GOAL OF THE EXERCISE - Copy every line of the data that contains the string "scans".

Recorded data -
[Begin]

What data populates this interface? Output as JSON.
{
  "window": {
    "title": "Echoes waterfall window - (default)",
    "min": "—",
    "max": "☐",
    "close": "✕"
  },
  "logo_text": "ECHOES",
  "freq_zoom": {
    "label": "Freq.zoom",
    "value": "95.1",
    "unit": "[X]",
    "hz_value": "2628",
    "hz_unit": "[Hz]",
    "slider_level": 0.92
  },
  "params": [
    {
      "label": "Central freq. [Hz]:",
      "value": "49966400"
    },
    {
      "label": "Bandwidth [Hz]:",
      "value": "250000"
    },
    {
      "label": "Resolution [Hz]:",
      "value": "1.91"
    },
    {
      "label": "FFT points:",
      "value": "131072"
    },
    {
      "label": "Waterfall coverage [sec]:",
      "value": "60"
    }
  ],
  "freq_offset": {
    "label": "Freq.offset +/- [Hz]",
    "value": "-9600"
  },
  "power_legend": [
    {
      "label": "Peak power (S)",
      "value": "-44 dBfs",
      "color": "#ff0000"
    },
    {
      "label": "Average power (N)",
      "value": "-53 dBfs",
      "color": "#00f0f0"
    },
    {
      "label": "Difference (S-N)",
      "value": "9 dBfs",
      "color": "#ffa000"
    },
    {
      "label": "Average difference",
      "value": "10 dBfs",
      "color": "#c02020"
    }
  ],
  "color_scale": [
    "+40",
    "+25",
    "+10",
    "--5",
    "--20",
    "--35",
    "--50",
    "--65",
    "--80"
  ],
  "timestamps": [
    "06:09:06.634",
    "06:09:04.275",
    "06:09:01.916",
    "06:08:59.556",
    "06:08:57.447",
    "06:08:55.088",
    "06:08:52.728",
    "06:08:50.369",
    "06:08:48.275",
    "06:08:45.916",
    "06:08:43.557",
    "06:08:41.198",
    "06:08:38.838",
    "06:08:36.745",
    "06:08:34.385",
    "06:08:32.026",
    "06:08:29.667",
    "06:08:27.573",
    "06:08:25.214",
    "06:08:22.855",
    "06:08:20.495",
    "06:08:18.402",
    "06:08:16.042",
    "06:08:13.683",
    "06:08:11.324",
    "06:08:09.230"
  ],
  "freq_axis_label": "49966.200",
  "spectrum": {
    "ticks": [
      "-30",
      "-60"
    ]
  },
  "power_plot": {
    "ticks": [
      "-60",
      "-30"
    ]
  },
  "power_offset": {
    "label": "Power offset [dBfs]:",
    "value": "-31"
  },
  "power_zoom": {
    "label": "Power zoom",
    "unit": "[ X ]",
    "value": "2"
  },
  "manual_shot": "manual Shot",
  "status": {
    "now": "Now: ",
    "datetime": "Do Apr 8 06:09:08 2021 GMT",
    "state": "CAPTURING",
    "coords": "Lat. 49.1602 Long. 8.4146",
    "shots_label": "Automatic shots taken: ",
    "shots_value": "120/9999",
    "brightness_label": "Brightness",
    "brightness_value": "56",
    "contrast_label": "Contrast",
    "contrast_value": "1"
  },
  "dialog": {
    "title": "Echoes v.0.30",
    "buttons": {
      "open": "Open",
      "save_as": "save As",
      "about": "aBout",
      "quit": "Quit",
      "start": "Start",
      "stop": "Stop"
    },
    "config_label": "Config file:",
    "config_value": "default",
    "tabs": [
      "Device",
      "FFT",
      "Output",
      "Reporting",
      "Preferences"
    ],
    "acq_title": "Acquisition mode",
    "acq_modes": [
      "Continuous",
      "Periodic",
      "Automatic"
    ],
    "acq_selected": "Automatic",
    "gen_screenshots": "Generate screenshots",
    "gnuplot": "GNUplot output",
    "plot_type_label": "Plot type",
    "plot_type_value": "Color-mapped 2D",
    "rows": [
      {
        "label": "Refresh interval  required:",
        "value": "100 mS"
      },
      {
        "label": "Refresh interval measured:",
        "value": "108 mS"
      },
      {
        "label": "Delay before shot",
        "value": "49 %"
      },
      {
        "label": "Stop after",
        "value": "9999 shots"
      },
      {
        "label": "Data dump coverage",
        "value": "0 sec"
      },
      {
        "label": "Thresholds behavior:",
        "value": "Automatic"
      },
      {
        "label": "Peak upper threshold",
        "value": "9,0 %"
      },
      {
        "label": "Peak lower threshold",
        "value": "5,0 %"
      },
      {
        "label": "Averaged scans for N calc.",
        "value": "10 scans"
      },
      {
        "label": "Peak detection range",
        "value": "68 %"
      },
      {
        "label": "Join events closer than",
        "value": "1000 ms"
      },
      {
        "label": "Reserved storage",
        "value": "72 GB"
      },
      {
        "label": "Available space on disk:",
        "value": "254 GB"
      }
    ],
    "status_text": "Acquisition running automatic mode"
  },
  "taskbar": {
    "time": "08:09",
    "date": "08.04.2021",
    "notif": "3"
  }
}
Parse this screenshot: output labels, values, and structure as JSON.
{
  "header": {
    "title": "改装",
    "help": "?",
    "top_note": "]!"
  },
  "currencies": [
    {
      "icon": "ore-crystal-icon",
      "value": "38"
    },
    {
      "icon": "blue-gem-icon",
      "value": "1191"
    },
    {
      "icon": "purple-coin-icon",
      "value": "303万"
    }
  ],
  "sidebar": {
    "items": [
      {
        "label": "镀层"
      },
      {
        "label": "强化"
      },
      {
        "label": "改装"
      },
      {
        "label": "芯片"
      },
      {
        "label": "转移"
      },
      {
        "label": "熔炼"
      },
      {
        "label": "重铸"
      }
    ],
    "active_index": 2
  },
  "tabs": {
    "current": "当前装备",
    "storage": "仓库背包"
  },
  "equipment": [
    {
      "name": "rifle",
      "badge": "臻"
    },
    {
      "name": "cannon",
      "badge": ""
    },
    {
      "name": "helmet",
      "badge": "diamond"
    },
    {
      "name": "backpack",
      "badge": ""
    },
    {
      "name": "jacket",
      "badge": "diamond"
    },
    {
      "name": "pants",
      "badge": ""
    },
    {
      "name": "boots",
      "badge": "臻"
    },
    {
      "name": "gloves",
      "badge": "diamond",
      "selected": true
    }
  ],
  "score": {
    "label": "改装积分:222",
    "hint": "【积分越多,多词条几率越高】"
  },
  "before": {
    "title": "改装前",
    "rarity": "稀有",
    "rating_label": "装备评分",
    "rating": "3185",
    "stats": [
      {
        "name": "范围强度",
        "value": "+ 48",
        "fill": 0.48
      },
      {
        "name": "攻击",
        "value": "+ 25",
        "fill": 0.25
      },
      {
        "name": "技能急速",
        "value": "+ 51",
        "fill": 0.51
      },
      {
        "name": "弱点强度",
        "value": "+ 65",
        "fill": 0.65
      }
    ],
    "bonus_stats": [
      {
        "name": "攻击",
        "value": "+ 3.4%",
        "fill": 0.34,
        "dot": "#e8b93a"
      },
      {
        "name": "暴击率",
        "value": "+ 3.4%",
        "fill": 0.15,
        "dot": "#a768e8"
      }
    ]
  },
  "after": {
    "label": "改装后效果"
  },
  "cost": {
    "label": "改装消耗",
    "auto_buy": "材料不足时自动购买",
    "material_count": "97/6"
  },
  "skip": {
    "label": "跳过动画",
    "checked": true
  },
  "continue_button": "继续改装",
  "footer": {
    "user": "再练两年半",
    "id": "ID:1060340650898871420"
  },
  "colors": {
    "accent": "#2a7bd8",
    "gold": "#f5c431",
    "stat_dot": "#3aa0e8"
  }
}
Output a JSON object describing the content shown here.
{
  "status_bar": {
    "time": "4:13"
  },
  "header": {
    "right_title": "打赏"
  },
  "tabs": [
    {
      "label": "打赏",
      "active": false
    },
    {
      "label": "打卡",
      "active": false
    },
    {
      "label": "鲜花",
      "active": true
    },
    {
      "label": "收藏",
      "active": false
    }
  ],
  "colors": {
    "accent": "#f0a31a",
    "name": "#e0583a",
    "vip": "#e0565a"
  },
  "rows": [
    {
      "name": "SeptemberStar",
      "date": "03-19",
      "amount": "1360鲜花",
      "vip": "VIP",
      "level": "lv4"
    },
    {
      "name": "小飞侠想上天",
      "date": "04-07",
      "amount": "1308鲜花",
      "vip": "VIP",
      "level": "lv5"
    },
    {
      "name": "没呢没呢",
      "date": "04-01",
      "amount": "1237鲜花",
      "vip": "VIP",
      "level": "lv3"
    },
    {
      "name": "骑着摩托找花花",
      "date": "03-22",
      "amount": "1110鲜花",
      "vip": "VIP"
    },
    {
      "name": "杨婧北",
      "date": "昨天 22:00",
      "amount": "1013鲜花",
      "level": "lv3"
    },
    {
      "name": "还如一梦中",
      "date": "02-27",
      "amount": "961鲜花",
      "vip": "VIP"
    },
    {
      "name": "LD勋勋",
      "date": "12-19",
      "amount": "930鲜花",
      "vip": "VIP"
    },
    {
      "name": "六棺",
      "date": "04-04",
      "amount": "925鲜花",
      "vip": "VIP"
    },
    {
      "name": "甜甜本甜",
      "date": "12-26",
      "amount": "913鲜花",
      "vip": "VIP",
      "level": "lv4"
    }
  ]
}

[End]

COMPLETED EXERCISE -
        "label": "Averaged scans for N calc.",
        "value": "10 scans"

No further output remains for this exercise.